» **YOUR INSTRUCTIONS**
Answer these questions about the forum thread below:
1. Who pointed out that the benchmark was erroneous?
2. What median time is listed for matrix.pre(x)?
3. According to the comment inside the loop of the second df.pre function, what happens on each row assignment?

This raises two questions:
Edit: As pointed out by jblood94, the benchmark was erroneous. When called correctly, there is almost no runtime difference and assigning to unallocated indices has the same abysmal runtime as assigning to a preallocated data.frame. The fastest way, I am aware of is thus either to use a matrix (if all values are of the same type) and converting it later to a data.frame, or to use a list and convert it later to a data.frame, e.g.:
df.pre <- function(x) {
df <- data.frame(x=numeric(length(x)), y=logical(length(x)))
for (i in 1:length(x)) {
df[i,] <- data.frame(x=x[i], y=(x[i]>0.5))
}
return(df)
}
ls.pre <- function(x) {
ls <- list(x=numeric(length(x)), y=logical(length(x)))
for (i in 1:length(x)) {
ls$x[i] <- x[i]; ls$y[i] <- (x[i]>0.5)
}
return(as.data.frame(ls))
}
matrix.pre <- function(x) {
mt <- matrix(c(numeric(length(x)*2)), ncol=2)
for (i in 1:length(x)) {
mt[i,] <- c(x[i], as.numeric(x[i]>0.5))
}
return(as.data.frame(mt))
}
x <- runif(100)
library(microbenchmark)
microbenchmark(df.pre(x), ls.pre(x), matrix.pre(x))
which yields:
Unit: microseconds
expr min lq mean median uq max neval
df.pre(x) 5745.687 5789.6780 6073.79760 5812.7450 5888.2840 8714.556 100
ls.pre(x) 61.209 65.9720 100.35568 70.9705 74.6935 2981.260 100
matrix.pre(x) 29.641 33.1215 59.85807 38.6615 40.7255 2237.502 100
A couple other possibilities: (1) preallocate vectors, fill them, then create the data.frame
at the end, (2) use data.table
.
library(data.table)
# preallocation
df.pre <- function(x) {
df <- data.frame(x=numeric(length(x)), y=logical(length(x)))
for (i in 1:length(x)) {
df[i,] <- data.frame(x=x[i], y=(x[i]>0.5)) # <<<--- entire df is copied
}
df
}
df.pre2 <- function(x) {
xx <- numeric(length(x))
y <- logical(length(x))
for (i in 1:length(x)) {
xx[i] <- x[i]
y[i] <- x[i] > 0.5
}
data.frame(x, y)
}
dt.pre <- function(x) {
dt <- data.table(x=numeric(length(x)), y=logical(length(x)))
for (i in 1:length(x)) {
set(dt, i, 1:2, list(x[i], x[i] > 0.5))
}
setDF(dt)
}
ls.pre <- function(x) {
ls <- list(x=numeric(length(x)), y=logical(length(x)))
for (i in 1:length(x)) {
ls$x[i] <- x[i]; ls$y[i] <- (x[i]>0.5)
}
as.data.frame(ls)
}
matrix.pre <- function(x) {
mt <- matrix(0, length(x), 2, 1, list(NULL, c("x", "y")))
for (i in 1:length(x)) {
mt[i,] <- c(x[i], as.numeric(x[i]>0.5))
}
df <- as.data.frame(mt)
df[[2]] <- as.logical(df[[2]])
df
}
# automatic extension
df.auto <- function(x) {
df <- data.frame(x=numeric(0), y=logical(0))

(Stored data entries)

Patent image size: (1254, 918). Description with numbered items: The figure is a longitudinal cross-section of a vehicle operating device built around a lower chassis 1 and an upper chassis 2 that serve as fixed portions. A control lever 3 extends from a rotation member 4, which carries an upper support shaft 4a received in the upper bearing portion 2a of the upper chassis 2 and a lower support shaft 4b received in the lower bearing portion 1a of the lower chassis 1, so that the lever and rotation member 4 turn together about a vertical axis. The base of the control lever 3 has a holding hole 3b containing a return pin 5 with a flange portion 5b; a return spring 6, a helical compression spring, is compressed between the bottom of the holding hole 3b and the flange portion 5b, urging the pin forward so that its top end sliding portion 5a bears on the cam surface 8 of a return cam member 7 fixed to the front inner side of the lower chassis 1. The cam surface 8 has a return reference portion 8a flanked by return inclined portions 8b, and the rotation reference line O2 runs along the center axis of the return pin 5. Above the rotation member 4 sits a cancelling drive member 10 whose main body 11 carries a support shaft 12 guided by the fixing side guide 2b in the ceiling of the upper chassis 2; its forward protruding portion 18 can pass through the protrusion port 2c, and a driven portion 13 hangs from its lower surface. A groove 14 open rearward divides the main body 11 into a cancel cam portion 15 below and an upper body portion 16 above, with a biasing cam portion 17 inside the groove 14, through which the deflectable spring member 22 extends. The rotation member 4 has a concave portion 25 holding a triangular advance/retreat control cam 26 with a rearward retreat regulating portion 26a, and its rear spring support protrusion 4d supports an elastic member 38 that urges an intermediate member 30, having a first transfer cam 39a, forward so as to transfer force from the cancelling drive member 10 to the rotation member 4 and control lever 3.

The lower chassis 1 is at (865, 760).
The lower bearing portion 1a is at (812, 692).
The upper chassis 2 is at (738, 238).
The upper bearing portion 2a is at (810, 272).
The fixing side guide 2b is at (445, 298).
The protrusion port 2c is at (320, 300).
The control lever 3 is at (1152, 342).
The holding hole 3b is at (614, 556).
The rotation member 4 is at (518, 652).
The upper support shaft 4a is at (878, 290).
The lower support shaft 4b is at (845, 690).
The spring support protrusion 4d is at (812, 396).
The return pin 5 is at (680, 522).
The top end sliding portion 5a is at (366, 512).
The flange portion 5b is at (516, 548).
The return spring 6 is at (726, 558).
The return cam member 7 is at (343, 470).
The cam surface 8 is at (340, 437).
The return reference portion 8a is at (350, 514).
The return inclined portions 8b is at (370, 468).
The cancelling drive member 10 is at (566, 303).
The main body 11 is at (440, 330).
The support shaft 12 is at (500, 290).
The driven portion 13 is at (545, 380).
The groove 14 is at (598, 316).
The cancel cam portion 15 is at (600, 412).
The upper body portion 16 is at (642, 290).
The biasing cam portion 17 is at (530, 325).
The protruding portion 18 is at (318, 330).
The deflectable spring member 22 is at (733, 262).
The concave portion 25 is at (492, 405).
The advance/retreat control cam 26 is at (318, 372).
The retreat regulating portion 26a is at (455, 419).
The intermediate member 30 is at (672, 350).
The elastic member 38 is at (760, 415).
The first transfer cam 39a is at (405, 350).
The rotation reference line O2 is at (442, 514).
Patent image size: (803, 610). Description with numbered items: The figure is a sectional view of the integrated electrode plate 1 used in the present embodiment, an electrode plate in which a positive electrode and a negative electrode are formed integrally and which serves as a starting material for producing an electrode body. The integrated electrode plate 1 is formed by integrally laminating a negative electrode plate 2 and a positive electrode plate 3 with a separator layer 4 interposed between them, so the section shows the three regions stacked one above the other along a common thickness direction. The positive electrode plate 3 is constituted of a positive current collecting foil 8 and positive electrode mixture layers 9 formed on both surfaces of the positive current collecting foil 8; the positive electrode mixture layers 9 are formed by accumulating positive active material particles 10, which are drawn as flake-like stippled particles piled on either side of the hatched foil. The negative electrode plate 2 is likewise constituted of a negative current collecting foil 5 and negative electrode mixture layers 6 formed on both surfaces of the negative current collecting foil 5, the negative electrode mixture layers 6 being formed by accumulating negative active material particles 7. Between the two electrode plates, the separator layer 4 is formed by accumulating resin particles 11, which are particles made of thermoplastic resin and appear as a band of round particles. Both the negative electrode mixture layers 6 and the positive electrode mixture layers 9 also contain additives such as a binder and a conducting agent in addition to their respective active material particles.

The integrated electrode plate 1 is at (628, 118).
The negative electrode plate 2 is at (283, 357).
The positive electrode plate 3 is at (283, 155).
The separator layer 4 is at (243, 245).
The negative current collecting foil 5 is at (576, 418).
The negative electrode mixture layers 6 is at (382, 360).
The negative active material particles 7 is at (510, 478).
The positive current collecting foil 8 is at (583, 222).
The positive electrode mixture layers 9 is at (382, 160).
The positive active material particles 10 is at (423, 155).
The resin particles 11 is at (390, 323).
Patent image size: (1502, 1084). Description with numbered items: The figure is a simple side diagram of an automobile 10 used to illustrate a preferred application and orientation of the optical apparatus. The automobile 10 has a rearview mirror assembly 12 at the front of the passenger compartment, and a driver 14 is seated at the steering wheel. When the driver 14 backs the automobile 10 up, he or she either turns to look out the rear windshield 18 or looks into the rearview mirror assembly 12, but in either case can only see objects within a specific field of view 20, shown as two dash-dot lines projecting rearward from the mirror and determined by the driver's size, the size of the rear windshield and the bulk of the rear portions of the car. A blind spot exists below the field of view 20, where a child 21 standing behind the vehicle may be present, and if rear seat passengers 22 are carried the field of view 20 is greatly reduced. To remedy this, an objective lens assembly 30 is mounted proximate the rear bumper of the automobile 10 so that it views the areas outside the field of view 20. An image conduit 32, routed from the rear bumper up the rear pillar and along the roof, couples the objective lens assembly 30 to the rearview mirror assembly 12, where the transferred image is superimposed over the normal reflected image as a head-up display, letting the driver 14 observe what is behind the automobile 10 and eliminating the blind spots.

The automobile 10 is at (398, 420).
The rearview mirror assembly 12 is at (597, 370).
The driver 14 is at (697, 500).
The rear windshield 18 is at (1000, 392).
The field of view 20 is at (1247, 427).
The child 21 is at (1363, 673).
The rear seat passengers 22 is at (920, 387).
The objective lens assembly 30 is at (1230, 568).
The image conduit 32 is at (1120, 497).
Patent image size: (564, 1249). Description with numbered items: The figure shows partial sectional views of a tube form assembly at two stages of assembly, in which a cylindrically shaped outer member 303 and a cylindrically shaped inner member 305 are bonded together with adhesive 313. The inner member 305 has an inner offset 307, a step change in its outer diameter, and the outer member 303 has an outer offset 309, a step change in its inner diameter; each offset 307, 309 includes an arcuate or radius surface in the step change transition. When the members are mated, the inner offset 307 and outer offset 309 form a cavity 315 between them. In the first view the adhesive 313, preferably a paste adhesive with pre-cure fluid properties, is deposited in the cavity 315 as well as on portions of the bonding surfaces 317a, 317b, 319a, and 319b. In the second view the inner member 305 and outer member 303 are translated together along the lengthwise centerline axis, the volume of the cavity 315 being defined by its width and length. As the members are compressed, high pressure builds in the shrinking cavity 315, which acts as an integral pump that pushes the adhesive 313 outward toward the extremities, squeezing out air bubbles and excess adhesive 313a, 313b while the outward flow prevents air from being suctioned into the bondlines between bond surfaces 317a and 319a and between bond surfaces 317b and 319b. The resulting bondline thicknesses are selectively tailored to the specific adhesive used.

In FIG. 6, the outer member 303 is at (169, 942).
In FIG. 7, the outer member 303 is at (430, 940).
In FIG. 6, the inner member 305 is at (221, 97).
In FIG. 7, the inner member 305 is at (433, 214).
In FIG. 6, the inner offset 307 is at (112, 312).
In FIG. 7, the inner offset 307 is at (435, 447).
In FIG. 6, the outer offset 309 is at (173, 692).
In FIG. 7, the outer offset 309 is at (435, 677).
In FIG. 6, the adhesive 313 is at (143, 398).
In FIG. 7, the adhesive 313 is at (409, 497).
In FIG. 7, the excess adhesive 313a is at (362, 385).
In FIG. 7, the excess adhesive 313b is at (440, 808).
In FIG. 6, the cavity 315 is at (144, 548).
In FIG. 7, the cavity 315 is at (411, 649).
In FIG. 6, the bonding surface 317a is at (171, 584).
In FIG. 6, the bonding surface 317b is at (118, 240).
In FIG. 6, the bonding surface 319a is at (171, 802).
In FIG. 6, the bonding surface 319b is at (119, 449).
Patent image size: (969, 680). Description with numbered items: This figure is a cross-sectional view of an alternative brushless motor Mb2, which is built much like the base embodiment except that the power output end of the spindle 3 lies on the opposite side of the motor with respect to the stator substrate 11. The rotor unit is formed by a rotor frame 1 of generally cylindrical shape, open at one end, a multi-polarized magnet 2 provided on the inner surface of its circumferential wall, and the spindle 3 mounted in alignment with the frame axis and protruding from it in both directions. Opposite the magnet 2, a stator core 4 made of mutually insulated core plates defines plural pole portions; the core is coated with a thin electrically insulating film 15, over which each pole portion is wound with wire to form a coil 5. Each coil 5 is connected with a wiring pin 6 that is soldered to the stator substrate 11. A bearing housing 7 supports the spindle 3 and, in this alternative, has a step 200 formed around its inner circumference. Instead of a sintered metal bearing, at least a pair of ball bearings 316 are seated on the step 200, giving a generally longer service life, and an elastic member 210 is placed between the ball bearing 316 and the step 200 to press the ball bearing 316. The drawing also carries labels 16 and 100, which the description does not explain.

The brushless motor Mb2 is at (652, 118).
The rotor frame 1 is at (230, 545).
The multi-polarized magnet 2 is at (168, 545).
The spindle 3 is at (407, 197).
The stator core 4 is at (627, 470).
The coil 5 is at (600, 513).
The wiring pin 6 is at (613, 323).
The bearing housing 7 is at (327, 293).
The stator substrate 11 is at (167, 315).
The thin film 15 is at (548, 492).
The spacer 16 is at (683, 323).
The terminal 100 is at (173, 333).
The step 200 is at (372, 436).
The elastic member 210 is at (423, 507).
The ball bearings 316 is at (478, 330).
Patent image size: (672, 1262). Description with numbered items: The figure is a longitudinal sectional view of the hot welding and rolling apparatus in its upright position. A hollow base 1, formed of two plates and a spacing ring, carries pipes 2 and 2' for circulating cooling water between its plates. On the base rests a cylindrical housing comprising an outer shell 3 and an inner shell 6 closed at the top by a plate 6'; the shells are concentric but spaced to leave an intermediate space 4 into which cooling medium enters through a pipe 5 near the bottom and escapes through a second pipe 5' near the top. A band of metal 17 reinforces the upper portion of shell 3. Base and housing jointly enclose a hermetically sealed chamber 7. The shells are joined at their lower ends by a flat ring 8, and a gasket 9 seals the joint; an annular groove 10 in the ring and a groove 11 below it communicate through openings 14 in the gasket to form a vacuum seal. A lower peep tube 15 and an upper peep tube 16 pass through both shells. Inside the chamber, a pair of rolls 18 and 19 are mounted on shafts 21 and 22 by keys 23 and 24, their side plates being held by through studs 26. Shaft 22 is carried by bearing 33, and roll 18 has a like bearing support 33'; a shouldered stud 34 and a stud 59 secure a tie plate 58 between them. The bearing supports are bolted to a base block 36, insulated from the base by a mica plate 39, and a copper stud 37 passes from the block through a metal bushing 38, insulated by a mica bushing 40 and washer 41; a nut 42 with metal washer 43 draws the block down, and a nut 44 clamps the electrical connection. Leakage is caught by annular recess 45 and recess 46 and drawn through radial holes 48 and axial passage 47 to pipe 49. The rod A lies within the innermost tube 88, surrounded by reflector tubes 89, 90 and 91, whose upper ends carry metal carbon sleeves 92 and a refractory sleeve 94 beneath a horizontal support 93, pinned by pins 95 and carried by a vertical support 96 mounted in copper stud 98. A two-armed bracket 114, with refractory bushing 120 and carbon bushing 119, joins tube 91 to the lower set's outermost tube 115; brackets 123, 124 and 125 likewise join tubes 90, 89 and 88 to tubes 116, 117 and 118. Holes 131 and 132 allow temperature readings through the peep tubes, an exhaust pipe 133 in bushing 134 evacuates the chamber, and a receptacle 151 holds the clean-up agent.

» **ANSWER SPACE**
1. jblood94
2. 38.6615 microseconds
3. The entire df is copied.